= Data rows =
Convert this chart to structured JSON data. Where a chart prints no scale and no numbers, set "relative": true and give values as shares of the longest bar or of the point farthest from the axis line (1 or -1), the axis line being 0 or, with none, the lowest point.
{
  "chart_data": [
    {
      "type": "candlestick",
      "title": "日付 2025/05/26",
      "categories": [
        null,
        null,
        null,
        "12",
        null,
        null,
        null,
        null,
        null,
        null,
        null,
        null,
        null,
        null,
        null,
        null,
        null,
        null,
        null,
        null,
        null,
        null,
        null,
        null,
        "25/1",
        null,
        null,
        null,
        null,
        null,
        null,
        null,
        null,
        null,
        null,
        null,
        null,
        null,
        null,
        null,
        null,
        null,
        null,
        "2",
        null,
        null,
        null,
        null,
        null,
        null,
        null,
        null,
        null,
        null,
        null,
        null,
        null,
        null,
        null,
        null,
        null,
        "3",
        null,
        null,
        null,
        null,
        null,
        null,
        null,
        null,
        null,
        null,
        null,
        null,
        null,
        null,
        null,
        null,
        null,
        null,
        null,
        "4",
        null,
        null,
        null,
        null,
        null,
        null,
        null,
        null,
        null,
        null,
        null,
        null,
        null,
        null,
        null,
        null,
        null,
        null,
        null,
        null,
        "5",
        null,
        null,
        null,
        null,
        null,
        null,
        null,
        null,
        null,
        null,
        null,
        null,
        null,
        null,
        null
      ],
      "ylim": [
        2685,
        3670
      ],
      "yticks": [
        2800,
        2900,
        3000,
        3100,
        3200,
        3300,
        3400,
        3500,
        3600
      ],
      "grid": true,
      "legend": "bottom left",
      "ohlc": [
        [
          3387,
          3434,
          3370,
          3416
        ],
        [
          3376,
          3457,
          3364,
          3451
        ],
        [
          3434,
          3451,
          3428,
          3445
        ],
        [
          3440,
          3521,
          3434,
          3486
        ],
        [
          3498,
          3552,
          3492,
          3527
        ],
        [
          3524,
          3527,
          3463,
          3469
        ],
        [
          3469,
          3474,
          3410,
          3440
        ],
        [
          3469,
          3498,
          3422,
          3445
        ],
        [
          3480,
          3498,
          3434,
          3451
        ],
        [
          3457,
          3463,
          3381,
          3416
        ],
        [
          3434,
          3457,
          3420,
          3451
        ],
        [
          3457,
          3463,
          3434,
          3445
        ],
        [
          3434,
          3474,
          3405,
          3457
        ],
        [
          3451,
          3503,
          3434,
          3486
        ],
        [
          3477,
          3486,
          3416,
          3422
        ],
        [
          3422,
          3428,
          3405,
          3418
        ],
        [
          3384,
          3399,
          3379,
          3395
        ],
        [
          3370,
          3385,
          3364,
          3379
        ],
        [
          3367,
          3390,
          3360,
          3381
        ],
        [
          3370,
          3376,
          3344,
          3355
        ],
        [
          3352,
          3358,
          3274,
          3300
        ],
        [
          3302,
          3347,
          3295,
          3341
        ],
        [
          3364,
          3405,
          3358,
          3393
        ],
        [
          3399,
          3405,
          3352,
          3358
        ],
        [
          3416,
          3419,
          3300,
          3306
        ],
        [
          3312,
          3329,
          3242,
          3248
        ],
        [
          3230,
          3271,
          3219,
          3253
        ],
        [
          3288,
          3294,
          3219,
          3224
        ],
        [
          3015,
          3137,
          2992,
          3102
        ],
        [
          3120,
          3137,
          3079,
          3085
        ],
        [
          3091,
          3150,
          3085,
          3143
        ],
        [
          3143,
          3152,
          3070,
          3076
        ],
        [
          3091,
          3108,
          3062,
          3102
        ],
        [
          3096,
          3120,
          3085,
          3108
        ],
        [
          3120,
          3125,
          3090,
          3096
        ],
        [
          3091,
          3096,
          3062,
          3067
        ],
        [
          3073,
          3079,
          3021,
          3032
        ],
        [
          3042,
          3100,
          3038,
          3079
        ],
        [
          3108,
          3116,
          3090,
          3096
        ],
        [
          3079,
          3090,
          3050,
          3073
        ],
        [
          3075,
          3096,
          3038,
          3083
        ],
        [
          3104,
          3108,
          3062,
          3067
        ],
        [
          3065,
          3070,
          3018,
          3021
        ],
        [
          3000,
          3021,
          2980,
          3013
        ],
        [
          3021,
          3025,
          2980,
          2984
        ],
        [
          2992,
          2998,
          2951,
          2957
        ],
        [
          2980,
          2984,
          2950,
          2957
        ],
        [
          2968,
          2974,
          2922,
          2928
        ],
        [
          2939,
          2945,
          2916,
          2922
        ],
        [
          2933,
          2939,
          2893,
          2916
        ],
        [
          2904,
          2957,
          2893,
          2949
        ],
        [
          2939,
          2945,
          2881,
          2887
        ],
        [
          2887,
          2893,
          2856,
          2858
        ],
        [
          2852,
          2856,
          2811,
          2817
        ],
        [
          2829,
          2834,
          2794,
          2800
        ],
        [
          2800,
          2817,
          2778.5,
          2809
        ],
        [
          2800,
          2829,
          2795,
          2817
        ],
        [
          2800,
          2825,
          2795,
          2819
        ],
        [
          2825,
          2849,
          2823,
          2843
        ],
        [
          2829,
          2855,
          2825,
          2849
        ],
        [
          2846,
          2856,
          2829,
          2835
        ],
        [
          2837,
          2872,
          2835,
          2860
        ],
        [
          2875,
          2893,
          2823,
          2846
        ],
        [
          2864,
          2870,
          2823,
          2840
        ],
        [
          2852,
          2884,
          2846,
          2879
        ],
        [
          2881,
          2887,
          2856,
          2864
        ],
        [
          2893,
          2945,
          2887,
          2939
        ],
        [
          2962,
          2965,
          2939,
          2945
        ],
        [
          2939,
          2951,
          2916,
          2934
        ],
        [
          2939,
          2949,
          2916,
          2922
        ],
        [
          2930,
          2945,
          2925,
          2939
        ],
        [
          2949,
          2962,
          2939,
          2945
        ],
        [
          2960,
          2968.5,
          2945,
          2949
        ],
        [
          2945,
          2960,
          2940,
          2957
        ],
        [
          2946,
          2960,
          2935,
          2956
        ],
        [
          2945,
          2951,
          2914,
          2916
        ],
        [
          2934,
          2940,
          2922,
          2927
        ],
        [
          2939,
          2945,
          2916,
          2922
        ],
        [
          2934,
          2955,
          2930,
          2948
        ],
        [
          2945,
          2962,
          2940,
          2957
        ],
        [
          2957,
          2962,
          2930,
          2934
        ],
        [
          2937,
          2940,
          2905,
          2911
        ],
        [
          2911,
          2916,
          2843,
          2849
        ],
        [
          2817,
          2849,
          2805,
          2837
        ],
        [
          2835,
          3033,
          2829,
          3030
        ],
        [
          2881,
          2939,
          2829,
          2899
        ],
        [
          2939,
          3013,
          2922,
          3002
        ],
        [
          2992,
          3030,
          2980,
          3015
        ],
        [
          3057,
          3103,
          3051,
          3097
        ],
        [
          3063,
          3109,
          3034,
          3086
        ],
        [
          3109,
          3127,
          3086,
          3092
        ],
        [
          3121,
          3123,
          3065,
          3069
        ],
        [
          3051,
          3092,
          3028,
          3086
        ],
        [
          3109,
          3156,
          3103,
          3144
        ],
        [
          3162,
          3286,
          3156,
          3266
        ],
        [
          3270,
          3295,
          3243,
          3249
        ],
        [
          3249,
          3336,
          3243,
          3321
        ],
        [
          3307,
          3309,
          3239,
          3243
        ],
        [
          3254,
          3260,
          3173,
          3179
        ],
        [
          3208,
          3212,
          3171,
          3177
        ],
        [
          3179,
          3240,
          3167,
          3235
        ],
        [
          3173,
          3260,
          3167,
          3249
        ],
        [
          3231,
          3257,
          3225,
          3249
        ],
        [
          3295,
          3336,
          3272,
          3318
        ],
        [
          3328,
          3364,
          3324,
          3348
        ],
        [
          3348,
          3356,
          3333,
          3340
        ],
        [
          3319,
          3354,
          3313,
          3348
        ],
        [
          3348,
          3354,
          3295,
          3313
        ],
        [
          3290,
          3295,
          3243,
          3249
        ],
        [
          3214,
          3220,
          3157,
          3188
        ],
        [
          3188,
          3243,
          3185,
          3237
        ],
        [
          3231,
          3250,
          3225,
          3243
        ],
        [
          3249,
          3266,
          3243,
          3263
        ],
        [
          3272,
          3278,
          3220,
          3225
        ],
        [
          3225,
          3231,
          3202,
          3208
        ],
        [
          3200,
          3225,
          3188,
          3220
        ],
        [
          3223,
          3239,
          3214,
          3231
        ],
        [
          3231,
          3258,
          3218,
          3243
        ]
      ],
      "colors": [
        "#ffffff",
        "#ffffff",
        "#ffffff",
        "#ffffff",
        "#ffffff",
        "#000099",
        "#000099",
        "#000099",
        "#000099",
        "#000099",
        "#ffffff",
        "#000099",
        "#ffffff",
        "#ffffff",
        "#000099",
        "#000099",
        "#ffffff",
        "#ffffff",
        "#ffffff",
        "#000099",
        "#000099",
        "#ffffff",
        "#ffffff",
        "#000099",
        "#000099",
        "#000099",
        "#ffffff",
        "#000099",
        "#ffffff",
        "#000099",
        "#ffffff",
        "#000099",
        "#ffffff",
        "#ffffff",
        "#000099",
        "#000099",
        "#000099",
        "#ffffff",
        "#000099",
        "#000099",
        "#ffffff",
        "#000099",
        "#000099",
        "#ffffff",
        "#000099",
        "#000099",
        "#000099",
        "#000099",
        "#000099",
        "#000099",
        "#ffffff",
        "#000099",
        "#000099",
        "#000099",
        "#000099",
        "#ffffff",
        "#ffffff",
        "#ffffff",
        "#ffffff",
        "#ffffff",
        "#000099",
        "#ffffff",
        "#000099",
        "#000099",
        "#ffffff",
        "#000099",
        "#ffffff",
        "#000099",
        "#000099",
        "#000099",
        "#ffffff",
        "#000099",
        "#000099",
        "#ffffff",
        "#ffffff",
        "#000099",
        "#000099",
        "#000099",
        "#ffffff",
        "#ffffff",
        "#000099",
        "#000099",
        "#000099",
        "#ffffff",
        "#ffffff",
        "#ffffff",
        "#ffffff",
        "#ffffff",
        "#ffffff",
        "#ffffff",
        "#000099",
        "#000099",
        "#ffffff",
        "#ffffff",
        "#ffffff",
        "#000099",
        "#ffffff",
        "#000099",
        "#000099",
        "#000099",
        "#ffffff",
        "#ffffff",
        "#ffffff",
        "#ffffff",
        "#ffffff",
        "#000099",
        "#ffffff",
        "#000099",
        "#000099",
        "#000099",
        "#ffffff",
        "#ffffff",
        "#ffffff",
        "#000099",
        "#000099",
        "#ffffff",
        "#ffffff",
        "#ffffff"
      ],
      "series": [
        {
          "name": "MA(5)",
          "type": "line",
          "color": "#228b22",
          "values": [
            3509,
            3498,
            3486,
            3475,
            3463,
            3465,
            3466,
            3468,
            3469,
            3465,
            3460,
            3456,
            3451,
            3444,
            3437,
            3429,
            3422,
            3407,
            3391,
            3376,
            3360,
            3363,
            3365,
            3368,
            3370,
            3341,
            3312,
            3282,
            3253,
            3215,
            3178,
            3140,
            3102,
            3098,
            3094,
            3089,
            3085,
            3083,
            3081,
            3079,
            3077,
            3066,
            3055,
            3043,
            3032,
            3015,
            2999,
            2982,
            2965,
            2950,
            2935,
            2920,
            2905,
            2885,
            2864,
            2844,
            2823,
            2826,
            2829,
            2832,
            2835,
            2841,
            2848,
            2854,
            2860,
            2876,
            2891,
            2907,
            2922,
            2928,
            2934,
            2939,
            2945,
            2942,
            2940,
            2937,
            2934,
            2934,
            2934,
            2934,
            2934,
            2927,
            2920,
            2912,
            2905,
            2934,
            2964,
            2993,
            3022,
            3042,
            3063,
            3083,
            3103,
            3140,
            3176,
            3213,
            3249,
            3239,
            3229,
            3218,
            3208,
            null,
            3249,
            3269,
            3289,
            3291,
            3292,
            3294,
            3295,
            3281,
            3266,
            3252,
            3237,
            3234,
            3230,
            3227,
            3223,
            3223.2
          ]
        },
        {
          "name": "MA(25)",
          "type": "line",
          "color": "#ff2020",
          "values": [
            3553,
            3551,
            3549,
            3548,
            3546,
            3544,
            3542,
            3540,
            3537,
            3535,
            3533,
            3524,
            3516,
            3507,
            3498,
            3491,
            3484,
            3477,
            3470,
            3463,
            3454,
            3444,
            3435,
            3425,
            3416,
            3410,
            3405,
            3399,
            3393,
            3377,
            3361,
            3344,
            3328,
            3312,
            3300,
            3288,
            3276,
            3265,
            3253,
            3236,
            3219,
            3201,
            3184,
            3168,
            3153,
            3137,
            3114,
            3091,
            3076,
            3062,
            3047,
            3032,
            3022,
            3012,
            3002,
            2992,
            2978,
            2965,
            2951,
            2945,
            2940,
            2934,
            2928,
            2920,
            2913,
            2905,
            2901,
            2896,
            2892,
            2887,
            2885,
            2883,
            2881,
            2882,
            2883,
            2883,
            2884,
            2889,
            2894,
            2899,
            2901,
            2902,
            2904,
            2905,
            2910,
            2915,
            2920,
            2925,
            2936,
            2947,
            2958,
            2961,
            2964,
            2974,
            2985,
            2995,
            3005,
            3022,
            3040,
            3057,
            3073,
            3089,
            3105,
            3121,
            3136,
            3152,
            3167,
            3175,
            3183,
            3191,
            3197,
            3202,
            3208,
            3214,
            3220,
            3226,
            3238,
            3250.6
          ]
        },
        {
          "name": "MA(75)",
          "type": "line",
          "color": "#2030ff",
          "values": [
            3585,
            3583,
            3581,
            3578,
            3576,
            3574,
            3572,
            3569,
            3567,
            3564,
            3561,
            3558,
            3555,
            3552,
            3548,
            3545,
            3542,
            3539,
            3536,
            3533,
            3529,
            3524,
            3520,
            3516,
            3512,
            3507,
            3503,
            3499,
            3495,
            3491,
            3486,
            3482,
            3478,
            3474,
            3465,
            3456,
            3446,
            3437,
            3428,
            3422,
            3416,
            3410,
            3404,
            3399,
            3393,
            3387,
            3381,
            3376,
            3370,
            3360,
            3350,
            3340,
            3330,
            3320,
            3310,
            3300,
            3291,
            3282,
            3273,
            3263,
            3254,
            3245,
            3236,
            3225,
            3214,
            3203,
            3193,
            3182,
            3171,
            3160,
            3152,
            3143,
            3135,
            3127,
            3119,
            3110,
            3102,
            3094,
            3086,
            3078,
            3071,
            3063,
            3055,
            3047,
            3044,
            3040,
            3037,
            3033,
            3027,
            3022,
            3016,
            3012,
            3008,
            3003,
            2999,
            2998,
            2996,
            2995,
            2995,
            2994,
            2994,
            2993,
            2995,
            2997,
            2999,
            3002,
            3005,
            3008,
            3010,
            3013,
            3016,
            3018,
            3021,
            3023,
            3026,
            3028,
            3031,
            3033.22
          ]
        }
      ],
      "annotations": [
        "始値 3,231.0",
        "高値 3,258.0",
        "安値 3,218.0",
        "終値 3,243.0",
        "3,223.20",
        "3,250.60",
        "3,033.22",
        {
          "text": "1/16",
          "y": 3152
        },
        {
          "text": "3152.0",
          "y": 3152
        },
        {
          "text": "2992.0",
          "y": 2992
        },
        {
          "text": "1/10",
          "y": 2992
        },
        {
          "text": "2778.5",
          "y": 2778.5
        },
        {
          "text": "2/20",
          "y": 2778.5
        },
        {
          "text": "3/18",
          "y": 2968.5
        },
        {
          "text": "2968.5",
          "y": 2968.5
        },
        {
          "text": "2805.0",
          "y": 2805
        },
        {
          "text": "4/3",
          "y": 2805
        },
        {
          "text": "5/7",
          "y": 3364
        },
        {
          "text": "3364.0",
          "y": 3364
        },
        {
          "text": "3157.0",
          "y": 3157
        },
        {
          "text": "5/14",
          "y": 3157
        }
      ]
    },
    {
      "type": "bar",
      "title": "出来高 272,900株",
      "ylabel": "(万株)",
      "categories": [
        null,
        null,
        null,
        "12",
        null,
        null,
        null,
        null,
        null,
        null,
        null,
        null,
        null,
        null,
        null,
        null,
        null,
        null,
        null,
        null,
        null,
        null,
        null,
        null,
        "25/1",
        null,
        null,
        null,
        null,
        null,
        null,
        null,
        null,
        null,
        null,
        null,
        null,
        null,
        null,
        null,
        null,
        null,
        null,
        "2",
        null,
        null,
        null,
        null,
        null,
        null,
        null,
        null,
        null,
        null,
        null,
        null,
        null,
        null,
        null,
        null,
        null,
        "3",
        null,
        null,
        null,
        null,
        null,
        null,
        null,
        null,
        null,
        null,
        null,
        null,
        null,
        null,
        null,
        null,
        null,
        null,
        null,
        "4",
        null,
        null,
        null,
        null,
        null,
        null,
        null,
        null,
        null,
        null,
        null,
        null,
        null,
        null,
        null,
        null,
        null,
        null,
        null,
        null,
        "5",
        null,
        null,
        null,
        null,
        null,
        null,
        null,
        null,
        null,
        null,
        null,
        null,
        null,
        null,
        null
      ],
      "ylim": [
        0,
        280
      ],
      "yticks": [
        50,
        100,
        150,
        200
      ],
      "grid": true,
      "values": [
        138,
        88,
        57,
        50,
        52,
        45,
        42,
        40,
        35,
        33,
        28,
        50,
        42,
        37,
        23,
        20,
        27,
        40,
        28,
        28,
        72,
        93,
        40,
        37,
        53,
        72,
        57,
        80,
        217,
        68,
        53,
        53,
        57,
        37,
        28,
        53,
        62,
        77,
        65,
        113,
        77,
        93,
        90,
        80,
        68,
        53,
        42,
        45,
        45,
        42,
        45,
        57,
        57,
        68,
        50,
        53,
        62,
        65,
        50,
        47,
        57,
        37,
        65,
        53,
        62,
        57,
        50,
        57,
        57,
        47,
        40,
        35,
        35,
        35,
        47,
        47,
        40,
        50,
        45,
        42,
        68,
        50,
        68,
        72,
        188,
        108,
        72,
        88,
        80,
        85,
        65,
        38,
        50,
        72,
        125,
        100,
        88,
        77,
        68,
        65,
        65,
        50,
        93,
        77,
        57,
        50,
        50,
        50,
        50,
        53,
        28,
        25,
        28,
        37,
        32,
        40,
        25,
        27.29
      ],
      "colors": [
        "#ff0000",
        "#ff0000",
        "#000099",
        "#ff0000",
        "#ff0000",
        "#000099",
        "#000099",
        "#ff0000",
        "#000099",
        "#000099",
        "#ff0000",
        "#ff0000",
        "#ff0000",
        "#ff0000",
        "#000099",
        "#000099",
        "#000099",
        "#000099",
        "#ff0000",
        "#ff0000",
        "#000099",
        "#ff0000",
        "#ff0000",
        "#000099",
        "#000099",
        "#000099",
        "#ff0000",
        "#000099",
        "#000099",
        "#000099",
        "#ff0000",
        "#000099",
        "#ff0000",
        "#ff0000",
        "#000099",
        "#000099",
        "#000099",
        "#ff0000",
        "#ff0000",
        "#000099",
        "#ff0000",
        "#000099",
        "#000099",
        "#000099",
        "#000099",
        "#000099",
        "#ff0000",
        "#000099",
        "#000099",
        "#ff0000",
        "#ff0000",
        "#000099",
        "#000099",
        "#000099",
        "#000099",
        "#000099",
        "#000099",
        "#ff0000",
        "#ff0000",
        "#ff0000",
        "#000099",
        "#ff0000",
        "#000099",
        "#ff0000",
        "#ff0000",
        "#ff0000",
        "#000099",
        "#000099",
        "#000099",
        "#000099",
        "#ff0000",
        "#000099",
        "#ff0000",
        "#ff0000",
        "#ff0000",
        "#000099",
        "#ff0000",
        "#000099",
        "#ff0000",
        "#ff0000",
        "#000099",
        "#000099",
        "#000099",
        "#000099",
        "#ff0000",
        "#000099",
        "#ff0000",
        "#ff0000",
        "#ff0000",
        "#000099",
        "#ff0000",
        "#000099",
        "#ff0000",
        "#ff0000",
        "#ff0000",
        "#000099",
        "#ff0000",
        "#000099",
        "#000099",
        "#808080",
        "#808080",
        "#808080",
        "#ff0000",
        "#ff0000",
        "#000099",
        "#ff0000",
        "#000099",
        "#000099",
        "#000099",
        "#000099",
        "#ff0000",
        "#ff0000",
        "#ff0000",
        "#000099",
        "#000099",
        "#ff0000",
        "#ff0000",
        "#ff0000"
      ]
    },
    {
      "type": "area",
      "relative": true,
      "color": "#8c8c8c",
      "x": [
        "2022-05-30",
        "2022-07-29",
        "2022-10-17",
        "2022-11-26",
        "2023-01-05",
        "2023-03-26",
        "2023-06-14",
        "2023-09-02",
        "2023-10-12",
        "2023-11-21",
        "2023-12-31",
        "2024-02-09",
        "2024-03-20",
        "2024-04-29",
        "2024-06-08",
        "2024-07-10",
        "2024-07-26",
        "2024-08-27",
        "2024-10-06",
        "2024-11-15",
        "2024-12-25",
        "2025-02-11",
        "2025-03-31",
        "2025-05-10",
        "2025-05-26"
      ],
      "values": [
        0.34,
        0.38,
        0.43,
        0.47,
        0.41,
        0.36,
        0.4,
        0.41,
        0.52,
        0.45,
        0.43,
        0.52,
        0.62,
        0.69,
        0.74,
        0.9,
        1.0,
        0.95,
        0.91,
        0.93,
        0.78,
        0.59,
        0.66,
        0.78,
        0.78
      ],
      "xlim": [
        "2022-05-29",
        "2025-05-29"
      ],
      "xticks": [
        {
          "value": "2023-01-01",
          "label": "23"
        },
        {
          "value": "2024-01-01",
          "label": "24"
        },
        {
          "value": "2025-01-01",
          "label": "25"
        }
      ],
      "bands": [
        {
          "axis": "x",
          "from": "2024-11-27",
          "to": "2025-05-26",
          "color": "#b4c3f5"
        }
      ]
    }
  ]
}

= Instructions for the task =
Find all lines with "relative" in them and copy each one.

= Answer in full =
Convert this chart to structured JSON data. Where a chart prints no scale and no numbers, set "relative": true and give values as shares of the longest bar or of the point farthest from the axis line (1 or -1), the axis line being 0 or, with none, the lowest point.
      "relative": true,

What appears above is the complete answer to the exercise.